Extracted data entries:
((

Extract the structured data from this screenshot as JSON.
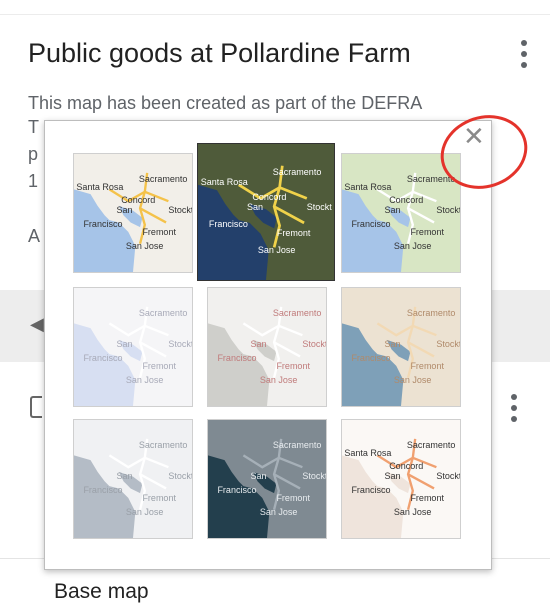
{
  "panel": {
    "title": "Public goods at Pollardine Farm",
    "description_line": "This map has been created as part of the DEFRA",
    "fragments": [
      "T",
      "p",
      "1",
      "A"
    ],
    "section_label": "Base map"
  },
  "dialog": {
    "close_label": "✕",
    "tiles": [
      {
        "name": "map",
        "labels": [
          "Sacramento",
          "Santa Rosa",
          "San",
          "Francisco",
          "Concord",
          "Stockt",
          "Fremont",
          "San Jose"
        ]
      },
      {
        "name": "satellite",
        "labels": [
          "Sacramento",
          "Santa Rosa",
          "San",
          "Francisco",
          "Concord",
          "Stockt",
          "Fremont",
          "San Jose"
        ]
      },
      {
        "name": "terrain",
        "labels": [
          "Sacramento",
          "Santa Rosa",
          "San",
          "Francisco",
          "Concord",
          "Stockt",
          "Fremont",
          "San Jose"
        ]
      },
      {
        "name": "light",
        "labels": [
          "Sacramento",
          "San",
          "Francisco",
          "Stockt",
          "Fremont",
          "San Jose"
        ]
      },
      {
        "name": "mono",
        "labels": [
          "Sacramento",
          "San",
          "Francisco",
          "Stockt",
          "Fremont",
          "San Jose"
        ]
      },
      {
        "name": "beige",
        "labels": [
          "Sacramento",
          "San",
          "Francisco",
          "Stockt",
          "Fremont",
          "San Jose"
        ]
      },
      {
        "name": "grey",
        "labels": [
          "Sacramento",
          "San",
          "Francisco",
          "Stockt",
          "Fremont",
          "San Jose"
        ]
      },
      {
        "name": "dark",
        "labels": [
          "Sacramento",
          "San",
          "Francisco",
          "Stockt",
          "Fremont",
          "San Jose"
        ]
      },
      {
        "name": "outline",
        "labels": [
          "Sacramento",
          "Santa Rosa",
          "San",
          "Francisco",
          "Concord",
          "Stockt",
          "Fremont",
          "San Jose"
        ]
      }
    ]
  },
  "colors": {
    "annotation_circle": "#e4332b",
    "map": {
      "land": "#f2efe9",
      "water": "#a6c4e8",
      "road": "#f4c24a",
      "text": "#333"
    },
    "satellite": {
      "land": "#4f5b3a",
      "water": "#23406b",
      "road": "#f0d24a",
      "text": "#ffffff"
    },
    "terrain": {
      "land": "#d8e6c4",
      "water": "#a6c4e8",
      "road": "#ffffff",
      "text": "#333"
    },
    "light": {
      "land": "#f5f5f7",
      "water": "#d7dff2",
      "road": "#ffffff",
      "text": "#a8aab8"
    },
    "mono": {
      "land": "#f1f0ee",
      "water": "#cfcfcb",
      "road": "#ffffff",
      "text": "#c07b7b"
    },
    "beige": {
      "land": "#ece2d2",
      "water": "#7ea0b8",
      "road": "#f2d9b4",
      "text": "#b08a6a"
    },
    "grey": {
      "land": "#f0f1f3",
      "water": "#b4bcc6",
      "road": "#ffffff",
      "text": "#9aa0a8"
    },
    "dark": {
      "land": "#7f8a92",
      "water": "#233f4d",
      "road": "#a6b0b8",
      "text": "#e8ecef"
    },
    "outline": {
      "land": "#fbf8f5",
      "water": "#efe4dc",
      "road": "#f0a070",
      "text": "#333"
    }
  }
}
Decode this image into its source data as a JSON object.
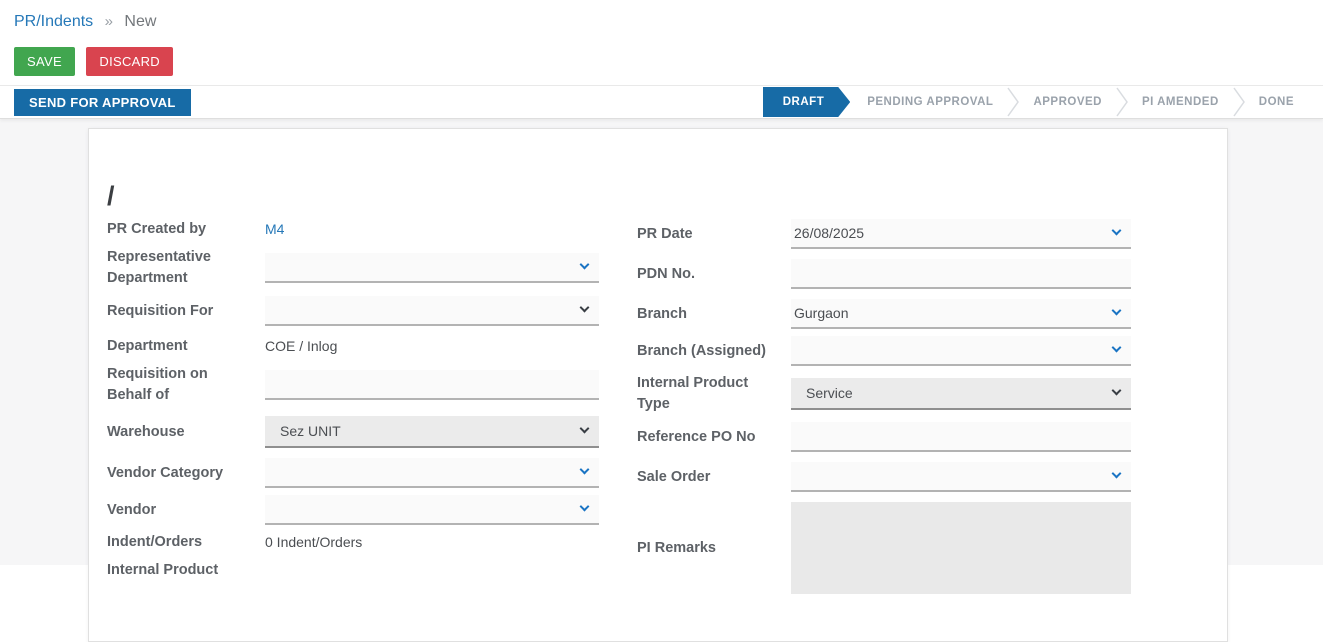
{
  "breadcrumb": {
    "root": "PR/Indents",
    "separator": "»",
    "current": "New"
  },
  "toolbar": {
    "save": "SAVE",
    "discard": "DISCARD"
  },
  "action_bar": {
    "send_for_approval": "SEND FOR APPROVAL"
  },
  "statusbar": {
    "active_step": "DRAFT",
    "steps": [
      "DRAFT",
      "PENDING APPROVAL",
      "APPROVED",
      "PI AMENDED",
      "DONE"
    ]
  },
  "sheet": {
    "title": "/",
    "left": [
      {
        "label": "PR Created by",
        "value": "M4"
      },
      {
        "label": "Representative Department",
        "value": ""
      },
      {
        "label": "Requisition For",
        "value": ""
      },
      {
        "label": "Department",
        "value": "COE / Inlog"
      },
      {
        "label": "Requisition on Behalf of",
        "value": ""
      },
      {
        "label": "Warehouse",
        "value": "Sez UNIT"
      },
      {
        "label": "Vendor Category",
        "value": ""
      },
      {
        "label": "Vendor",
        "value": ""
      },
      {
        "label": "Indent/Orders",
        "value": "0 Indent/Orders"
      },
      {
        "label": "Internal Product",
        "value": ""
      }
    ],
    "right": [
      {
        "label": "PR Date",
        "value": "26/08/2025"
      },
      {
        "label": "PDN No.",
        "value": ""
      },
      {
        "label": "Branch",
        "value": "Gurgaon"
      },
      {
        "label": "Branch (Assigned)",
        "value": ""
      },
      {
        "label": "Internal Product Type",
        "value": "Service"
      },
      {
        "label": "Reference PO No",
        "value": ""
      },
      {
        "label": "Sale Order",
        "value": ""
      },
      {
        "label": "PI Remarks",
        "value": ""
      }
    ]
  },
  "colors": {
    "primary_blue": "#176ba6",
    "link_blue": "#2578b8",
    "save_green": "#41a64f",
    "discard_red": "#d9444f",
    "status_gray": "#9aa2ab"
  }
}
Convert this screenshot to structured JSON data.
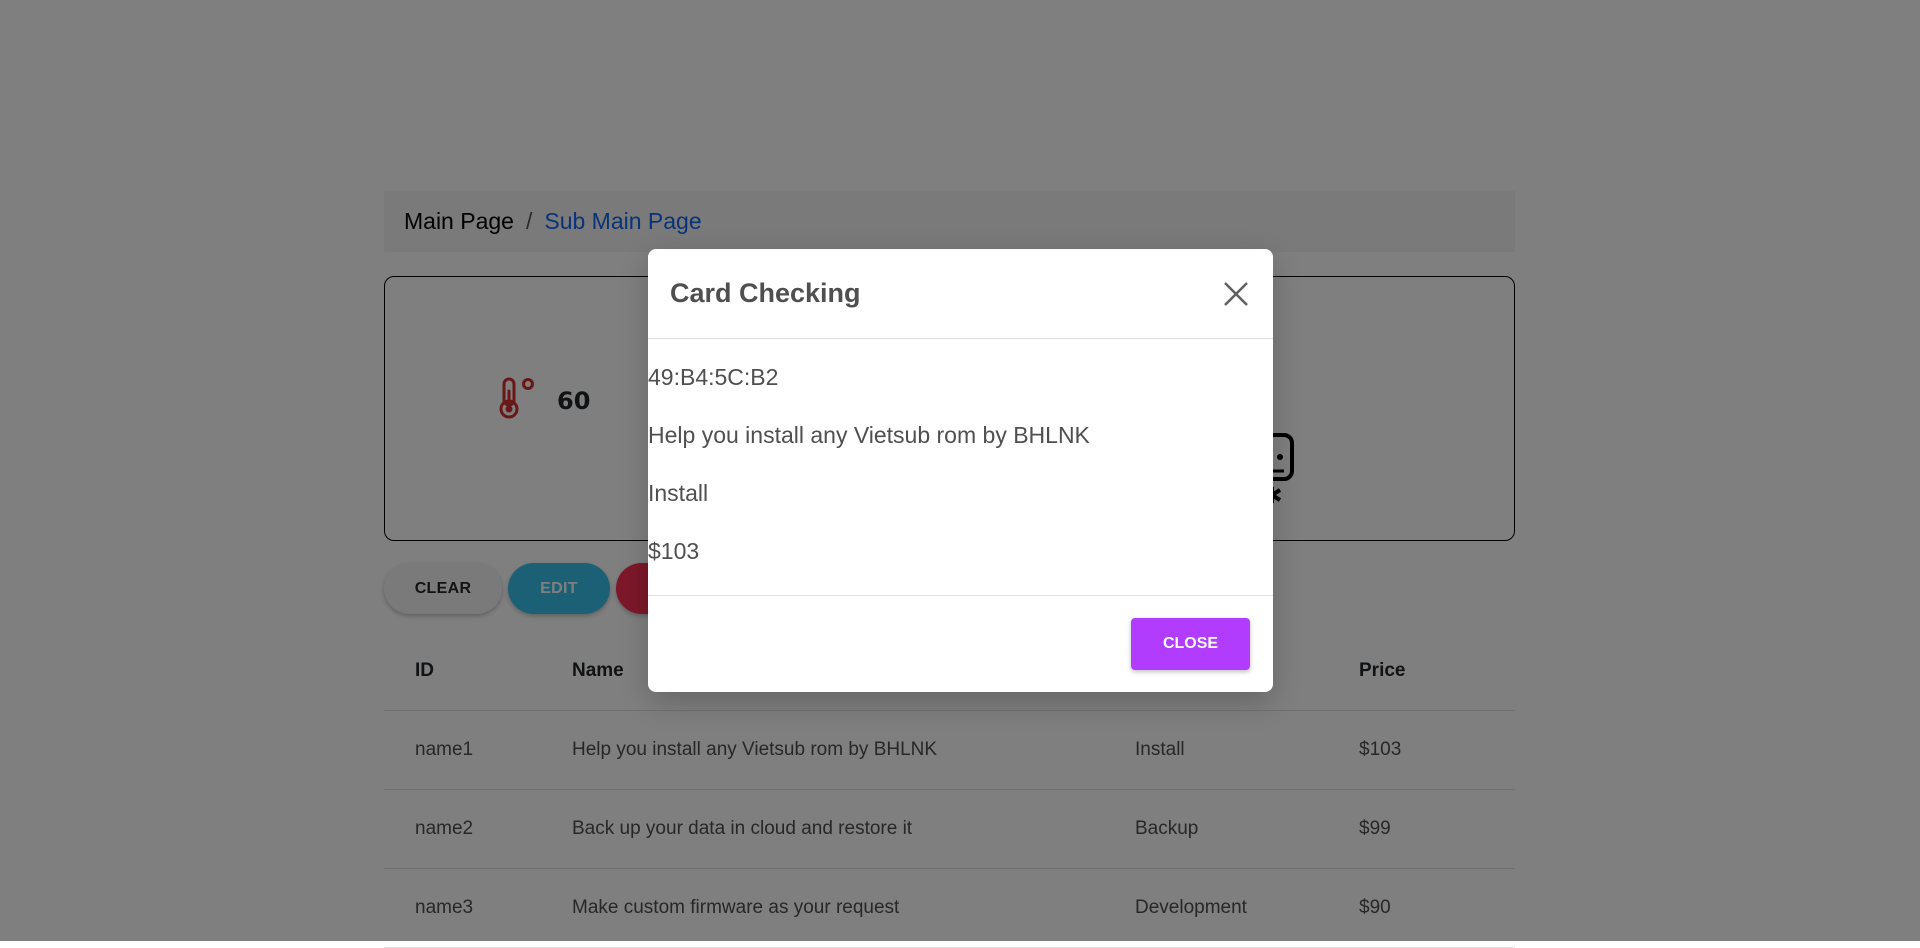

))

What is needed:
Print every record above exactly as written, leaving out the pictures.

Solution to the exercise:
Extract the structured data from this screenshot as JSON.
{
  "panel": {
    "title": "Public goods at Pollardine Farm",
    "description_line": "This map has been created as part of the DEFRA",
    "fragments": [
      "T",
      "p",
      "1",
      "A"
    ],
    "section_label": "Base map"
  },
  "dialog": {
    "close_label": "✕",
    "tiles": [
      {
        "name": "map",
        "labels": [
          "Sacramento",
          "Santa Rosa",
          "San",
          "Francisco",
          "Concord",
          "Stockt",
          "Fremont",
          "San Jose"
        ]
      },
      {
        "name": "satellite",
        "labels": [
          "Sacramento",
          "Santa Rosa",
          "San",
          "Francisco",
          "Concord",
          "Stockt",
          "Fremont",
          "San Jose"
        ]
      },
      {
        "name": "terrain",
        "labels": [
          "Sacramento",
          "Santa Rosa",
          "San",
          "Francisco",
          "Concord",
          "Stockt",
          "Fremont",
          "San Jose"
        ]
      },
      {
        "name": "light",
        "labels": [
          "Sacramento",
          "San",
          "Francisco",
          "Stockt",
          "Fremont",
          "San Jose"
        ]
      },
      {
        "name": "mono",
        "labels": [
          "Sacramento",
          "San",
          "Francisco",
          "Stockt",
          "Fremont",
          "San Jose"
        ]
      },
      {
        "name": "beige",
        "labels": [
          "Sacramento",
          "San",
          "Francisco",
          "Stockt",
          "Fremont",
          "San Jose"
        ]
      },
      {
        "name": "grey",
        "labels": [
          "Sacramento",
          "San",
          "Francisco",
          "Stockt",
          "Fremont",
          "San Jose"
        ]
      },
      {
        "name": "dark",
        "labels": [
          "Sacramento",
          "San",
          "Francisco",
          "Stockt",
          "Fremont",
          "San Jose"
        ]
      },
      {
        "name": "outline",
        "labels": [
          "Sacramento",
          "Santa Rosa",
          "San",
          "Francisco",
          "Concord",
          "Stockt",
          "Fremont",
          "San Jose"
        ]
      }
    ]
  },
  "colors": {
    "annotation_circle": "#e4332b",
    "map": {
      "land": "#f2efe9",
      "water": "#a6c4e8",
      "road": "#f4c24a",
      "text": "#333"
    },
    "satellite": {
      "land": "#4f5b3a",
      "water": "#23406b",
      "road": "#f0d24a",
      "text": "#ffffff"
    },
    "terrain": {
      "land": "#d8e6c4",
      "water": "#a6c4e8",
      "road": "#ffffff",
      "text": "#333"
    },
    "light": {
      "land": "#f5f5f7",
      "water": "#d7dff2",
      "road": "#ffffff",
      "text": "#a8aab8"
    },
    "mono": {
      "land": "#f1f0ee",
      "water": "#cfcfcb",
      "road": "#ffffff",
      "text": "#c07b7b"
    },
    "beige": {
      "land": "#ece2d2",
      "water": "#7ea0b8",
      "road": "#f2d9b4",
      "text": "#b08a6a"
    },
    "grey": {
      "land": "#f0f1f3",
      "water": "#b4bcc6",
      "road": "#ffffff",
      "text": "#9aa0a8"
    },
    "dark": {
      "land": "#7f8a92",
      "water": "#233f4d",
      "road": "#a6b0b8",
      "text": "#e8ecef"
    },
    "outline": {
      "land": "#fbf8f5",
      "water": "#efe4dc",
      "road": "#f0a070",
      "text": "#333"
    }
  }
}
Decode this image into its source data as a JSON object.
{
  "breadcrumb": {
    "root": "PR/Indents",
    "separator": "»",
    "current": "New"
  },
  "toolbar": {
    "save": "SAVE",
    "discard": "DISCARD"
  },
  "action_bar": {
    "send_for_approval": "SEND FOR APPROVAL"
  },
  "statusbar": {
    "active_step": "DRAFT",
    "steps": [
      "DRAFT",
      "PENDING APPROVAL",
      "APPROVED",
      "PI AMENDED",
      "DONE"
    ]
  },
  "sheet": {
    "title": "/",
    "left": [
      {
        "label": "PR Created by",
        "value": "M4"
      },
      {
        "label": "Representative Department",
        "value": ""
      },
      {
        "label": "Requisition For",
        "value": ""
      },
      {
        "label": "Department",
        "value": "COE / Inlog"
      },
      {
        "label": "Requisition on Behalf of",
        "value": ""
      },
      {
        "label": "Warehouse",
        "value": "Sez UNIT"
      },
      {
        "label": "Vendor Category",
        "value": ""
      },
      {
        "label": "Vendor",
        "value": ""
      },
      {
        "label": "Indent/Orders",
        "value": "0 Indent/Orders"
      },
      {
        "label": "Internal Product",
        "value": ""
      }
    ],
    "right": [
      {
        "label": "PR Date",
        "value": "26/08/2025"
      },
      {
        "label": "PDN No.",
        "value": ""
      },
      {
        "label": "Branch",
        "value": "Gurgaon"
      },
      {
        "label": "Branch (Assigned)",
        "value": ""
      },
      {
        "label": "Internal Product Type",
        "value": "Service"
      },
      {
        "label": "Reference PO No",
        "value": ""
      },
      {
        "label": "Sale Order",
        "value": ""
      },
      {
        "label": "PI Remarks",
        "value": ""
      }
    ]
  },
  "colors": {
    "primary_blue": "#176ba6",
    "link_blue": "#2578b8",
    "save_green": "#41a64f",
    "discard_red": "#d9444f",
    "status_gray": "#9aa2ab"
  }
}
Convert this screenshot to structured JSON data.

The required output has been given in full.